- [Exercise]
Go through the listing and pick out each line with the word "subA" in it.

[begin Data for the task]

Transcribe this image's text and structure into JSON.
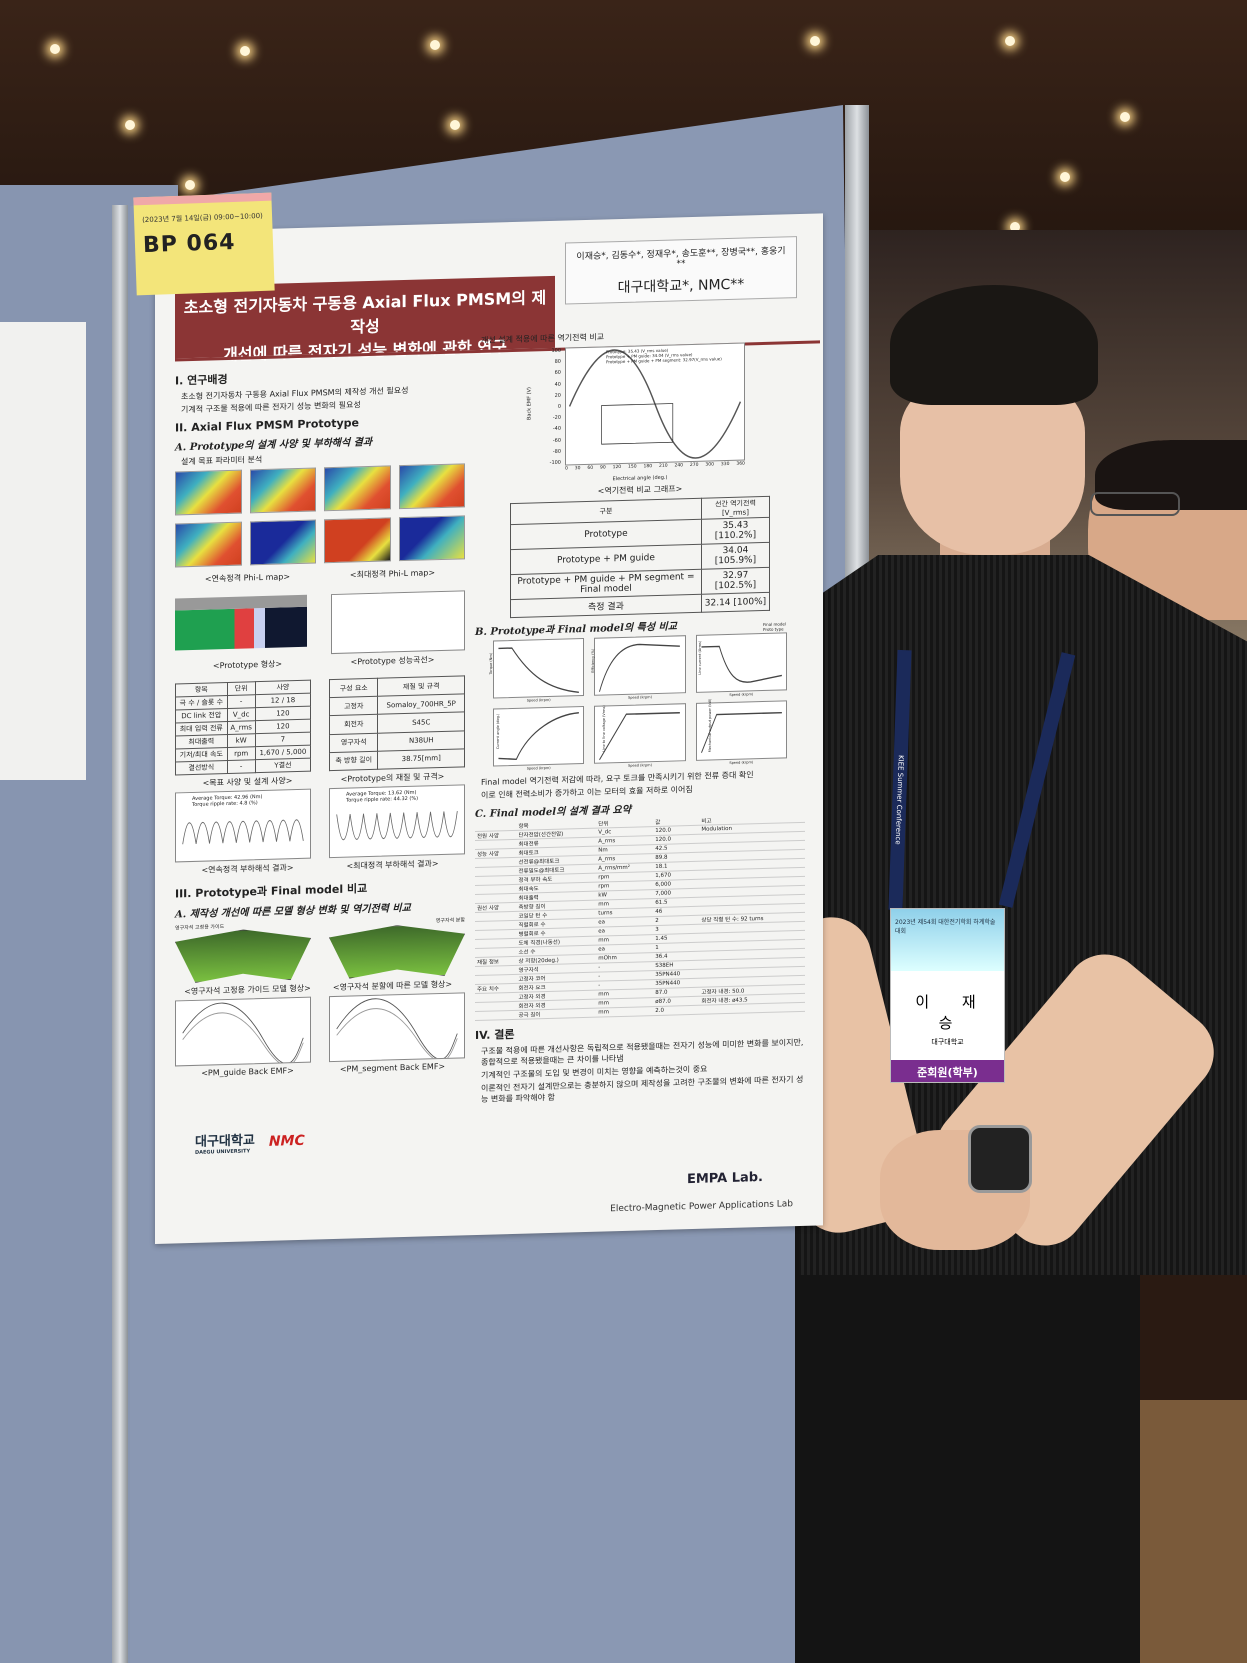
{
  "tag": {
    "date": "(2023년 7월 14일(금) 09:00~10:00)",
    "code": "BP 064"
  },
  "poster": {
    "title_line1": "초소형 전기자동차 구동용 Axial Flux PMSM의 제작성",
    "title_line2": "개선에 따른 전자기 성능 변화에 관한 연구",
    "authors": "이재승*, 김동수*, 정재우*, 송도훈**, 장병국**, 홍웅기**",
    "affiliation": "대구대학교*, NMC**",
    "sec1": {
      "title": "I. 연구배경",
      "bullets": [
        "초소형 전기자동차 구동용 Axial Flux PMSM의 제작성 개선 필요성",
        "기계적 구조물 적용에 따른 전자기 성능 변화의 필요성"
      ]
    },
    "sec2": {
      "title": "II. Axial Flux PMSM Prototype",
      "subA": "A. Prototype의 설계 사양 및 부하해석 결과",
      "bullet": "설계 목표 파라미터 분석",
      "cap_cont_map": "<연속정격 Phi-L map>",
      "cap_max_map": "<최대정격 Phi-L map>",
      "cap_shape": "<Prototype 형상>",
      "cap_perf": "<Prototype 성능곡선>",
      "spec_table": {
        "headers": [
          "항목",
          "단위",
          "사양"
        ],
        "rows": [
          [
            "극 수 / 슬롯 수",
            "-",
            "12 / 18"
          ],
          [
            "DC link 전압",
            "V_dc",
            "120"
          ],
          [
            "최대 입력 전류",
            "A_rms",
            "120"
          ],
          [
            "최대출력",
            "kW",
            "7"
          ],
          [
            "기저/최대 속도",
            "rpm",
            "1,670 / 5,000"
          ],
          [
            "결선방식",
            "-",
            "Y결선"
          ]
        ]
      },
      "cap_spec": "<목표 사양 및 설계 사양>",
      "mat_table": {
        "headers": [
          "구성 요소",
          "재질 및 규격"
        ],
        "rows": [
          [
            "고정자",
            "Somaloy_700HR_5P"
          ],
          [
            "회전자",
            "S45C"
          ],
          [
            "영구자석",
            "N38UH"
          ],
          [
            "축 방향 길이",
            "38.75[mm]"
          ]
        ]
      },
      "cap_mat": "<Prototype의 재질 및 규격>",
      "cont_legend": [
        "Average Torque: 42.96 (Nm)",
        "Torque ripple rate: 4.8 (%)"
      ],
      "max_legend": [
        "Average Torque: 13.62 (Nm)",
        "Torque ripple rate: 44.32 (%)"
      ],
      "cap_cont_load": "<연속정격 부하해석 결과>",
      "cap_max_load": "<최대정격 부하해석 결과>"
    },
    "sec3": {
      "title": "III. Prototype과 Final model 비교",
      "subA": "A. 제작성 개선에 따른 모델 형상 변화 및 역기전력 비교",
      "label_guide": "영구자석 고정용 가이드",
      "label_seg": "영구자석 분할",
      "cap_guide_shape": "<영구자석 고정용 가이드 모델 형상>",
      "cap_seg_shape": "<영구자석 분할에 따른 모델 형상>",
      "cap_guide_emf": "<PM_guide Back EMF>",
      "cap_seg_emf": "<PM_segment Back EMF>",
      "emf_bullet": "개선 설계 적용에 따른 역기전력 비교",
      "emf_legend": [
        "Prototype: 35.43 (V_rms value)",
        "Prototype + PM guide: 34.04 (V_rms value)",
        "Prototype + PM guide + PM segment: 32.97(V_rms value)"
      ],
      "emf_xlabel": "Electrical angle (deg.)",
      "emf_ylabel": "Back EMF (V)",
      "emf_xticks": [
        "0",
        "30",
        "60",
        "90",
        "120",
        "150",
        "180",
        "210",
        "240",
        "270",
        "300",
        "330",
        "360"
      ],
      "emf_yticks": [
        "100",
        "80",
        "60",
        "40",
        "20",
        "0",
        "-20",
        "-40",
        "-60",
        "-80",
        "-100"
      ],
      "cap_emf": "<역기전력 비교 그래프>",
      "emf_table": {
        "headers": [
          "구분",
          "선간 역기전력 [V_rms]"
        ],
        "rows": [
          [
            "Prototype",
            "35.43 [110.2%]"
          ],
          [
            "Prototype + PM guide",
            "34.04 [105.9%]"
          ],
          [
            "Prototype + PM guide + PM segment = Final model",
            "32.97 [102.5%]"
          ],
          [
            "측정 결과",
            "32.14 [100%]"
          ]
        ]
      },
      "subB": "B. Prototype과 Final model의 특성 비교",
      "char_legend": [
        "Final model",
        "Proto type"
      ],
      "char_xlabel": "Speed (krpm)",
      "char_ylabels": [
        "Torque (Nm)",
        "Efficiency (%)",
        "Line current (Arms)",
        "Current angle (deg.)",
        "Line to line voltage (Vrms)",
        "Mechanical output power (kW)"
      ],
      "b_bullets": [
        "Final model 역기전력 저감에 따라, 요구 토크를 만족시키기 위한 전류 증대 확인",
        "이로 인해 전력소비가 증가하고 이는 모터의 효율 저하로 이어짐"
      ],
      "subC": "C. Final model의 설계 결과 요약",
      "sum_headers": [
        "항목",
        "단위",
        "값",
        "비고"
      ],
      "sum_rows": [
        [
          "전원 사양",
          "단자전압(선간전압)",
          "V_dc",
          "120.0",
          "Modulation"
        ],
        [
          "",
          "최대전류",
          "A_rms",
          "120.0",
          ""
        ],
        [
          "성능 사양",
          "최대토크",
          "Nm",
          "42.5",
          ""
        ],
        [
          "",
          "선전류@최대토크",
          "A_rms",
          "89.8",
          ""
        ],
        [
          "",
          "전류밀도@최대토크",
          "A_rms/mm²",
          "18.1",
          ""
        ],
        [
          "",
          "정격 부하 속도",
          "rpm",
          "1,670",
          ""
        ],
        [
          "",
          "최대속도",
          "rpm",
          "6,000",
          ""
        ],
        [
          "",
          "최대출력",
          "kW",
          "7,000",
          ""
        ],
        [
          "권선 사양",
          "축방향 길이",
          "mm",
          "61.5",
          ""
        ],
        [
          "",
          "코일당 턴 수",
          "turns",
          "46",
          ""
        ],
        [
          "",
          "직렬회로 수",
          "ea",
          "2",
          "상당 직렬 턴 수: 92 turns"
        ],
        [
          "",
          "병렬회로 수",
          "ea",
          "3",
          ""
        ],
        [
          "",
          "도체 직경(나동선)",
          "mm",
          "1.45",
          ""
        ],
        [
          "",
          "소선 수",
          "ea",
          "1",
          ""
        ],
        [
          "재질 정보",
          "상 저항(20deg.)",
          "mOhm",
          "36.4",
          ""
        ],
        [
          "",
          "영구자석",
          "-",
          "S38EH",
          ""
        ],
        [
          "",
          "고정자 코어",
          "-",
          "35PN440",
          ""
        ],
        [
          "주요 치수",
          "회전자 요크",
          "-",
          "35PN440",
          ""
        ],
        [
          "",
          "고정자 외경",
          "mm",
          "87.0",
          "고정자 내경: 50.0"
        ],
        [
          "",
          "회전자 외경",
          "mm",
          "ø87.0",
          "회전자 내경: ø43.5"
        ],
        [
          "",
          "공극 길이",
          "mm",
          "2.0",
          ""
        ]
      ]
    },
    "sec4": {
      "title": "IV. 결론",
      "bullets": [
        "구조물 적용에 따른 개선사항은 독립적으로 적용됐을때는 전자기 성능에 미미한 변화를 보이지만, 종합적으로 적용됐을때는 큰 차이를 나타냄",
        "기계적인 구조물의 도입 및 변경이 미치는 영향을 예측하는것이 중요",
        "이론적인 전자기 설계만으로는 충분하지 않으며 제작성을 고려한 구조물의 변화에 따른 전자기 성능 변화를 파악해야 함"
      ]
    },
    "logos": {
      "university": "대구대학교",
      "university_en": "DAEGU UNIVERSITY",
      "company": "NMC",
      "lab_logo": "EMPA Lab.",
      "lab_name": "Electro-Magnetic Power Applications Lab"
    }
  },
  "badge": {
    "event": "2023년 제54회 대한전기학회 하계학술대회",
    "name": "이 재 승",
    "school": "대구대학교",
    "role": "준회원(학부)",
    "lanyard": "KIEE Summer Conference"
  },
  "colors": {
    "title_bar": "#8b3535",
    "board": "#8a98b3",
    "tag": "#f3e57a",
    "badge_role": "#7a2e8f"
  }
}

[end Data for the task]
[begin Data for the task]

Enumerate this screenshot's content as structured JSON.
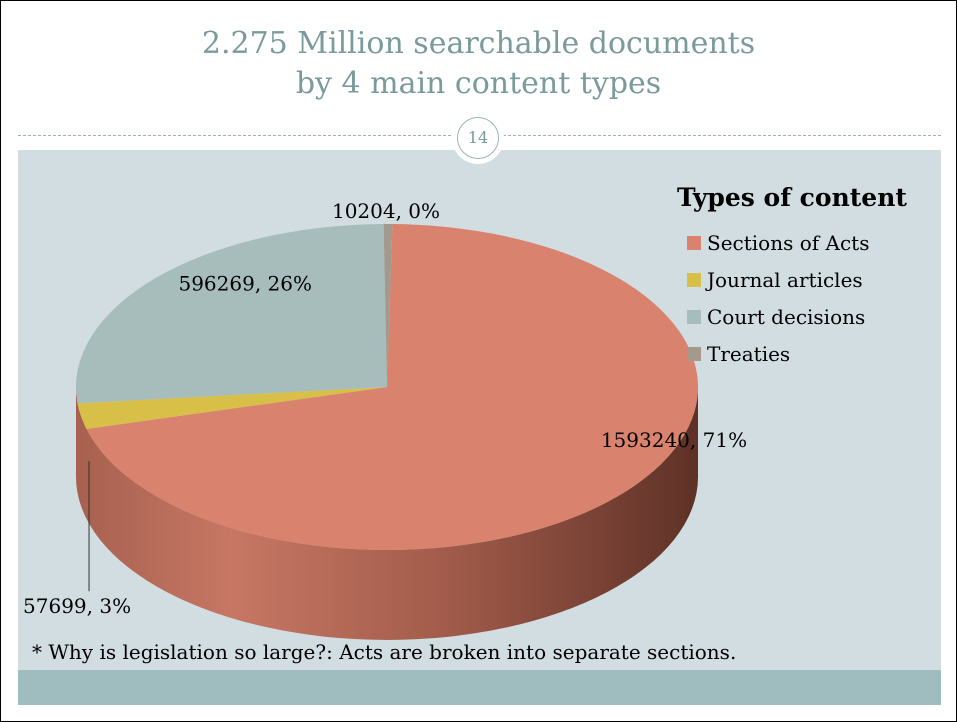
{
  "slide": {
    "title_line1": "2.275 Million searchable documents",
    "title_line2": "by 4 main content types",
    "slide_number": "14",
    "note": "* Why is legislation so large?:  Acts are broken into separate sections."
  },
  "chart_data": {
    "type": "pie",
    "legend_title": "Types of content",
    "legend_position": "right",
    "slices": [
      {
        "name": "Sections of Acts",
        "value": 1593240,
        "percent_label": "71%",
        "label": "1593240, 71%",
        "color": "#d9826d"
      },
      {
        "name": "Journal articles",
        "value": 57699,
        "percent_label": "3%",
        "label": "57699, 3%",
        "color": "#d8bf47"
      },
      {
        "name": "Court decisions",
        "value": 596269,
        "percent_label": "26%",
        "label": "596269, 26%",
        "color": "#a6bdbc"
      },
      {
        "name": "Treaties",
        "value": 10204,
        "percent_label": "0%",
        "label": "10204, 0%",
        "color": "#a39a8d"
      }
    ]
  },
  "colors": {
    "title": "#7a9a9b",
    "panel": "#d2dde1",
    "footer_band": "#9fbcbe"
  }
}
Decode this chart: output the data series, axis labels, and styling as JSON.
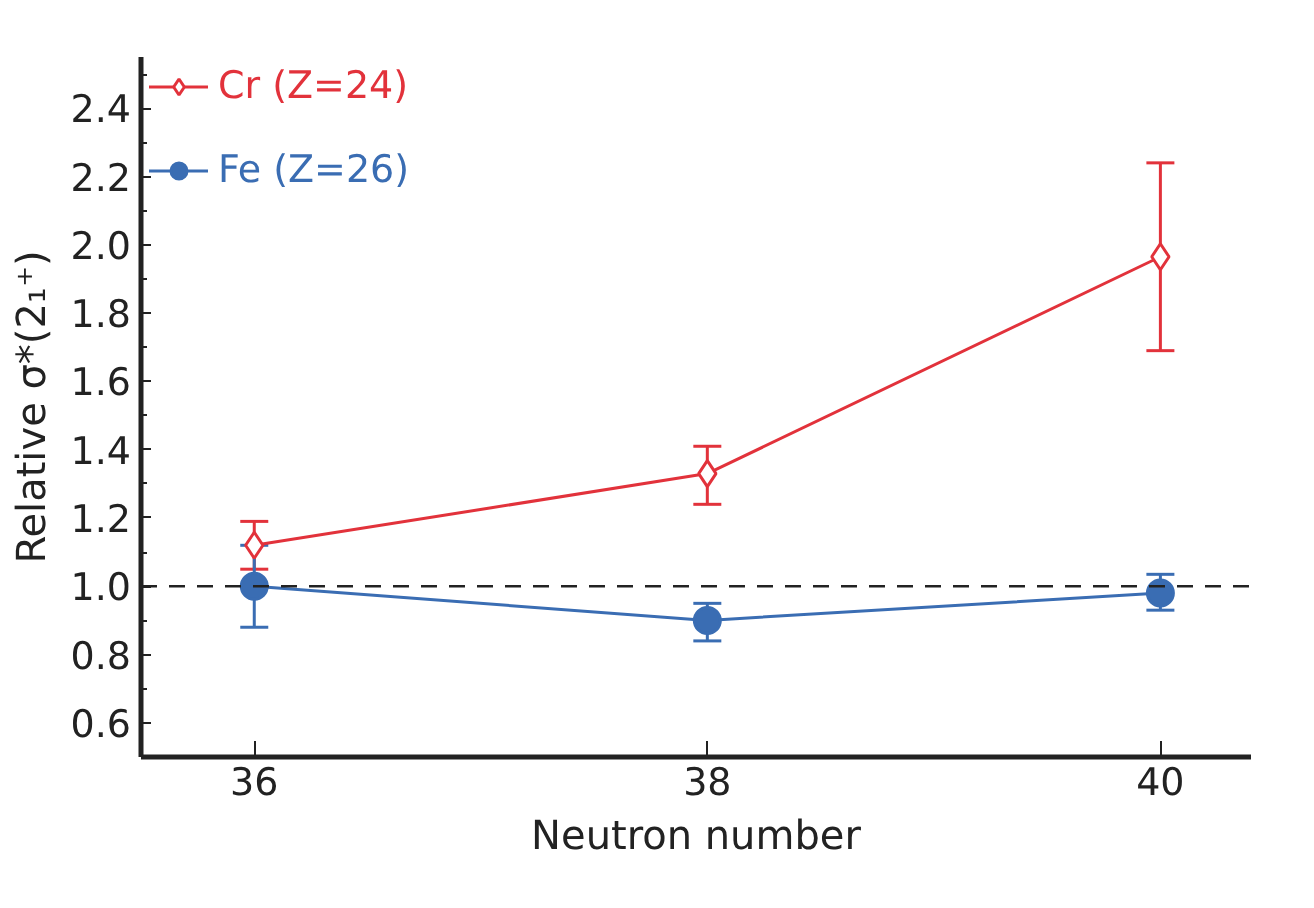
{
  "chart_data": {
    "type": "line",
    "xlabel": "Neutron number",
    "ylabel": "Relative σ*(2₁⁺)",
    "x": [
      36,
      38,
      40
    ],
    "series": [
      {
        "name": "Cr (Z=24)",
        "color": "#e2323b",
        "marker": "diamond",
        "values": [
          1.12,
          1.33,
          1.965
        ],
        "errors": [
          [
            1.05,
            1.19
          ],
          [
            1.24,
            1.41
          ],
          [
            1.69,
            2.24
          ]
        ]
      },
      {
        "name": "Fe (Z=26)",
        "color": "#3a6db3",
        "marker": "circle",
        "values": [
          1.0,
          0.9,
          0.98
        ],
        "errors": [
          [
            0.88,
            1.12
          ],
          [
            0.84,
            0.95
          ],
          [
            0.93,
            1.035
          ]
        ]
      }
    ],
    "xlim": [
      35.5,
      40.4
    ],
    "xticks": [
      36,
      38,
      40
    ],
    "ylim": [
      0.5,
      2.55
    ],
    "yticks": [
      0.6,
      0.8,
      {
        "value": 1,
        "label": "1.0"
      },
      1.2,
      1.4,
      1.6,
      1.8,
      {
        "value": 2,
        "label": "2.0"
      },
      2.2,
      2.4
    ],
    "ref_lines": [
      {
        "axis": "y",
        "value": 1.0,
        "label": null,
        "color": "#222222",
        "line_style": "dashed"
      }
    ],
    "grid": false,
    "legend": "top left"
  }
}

[end Data for the task]

- [Solution to this task]
      "subA": "A. Prototype의 설계 사양 및 부하해석 결과",
      "subA": "A. 제작성 개선에 따른 모델 형상 변화 및 역기전력 비교",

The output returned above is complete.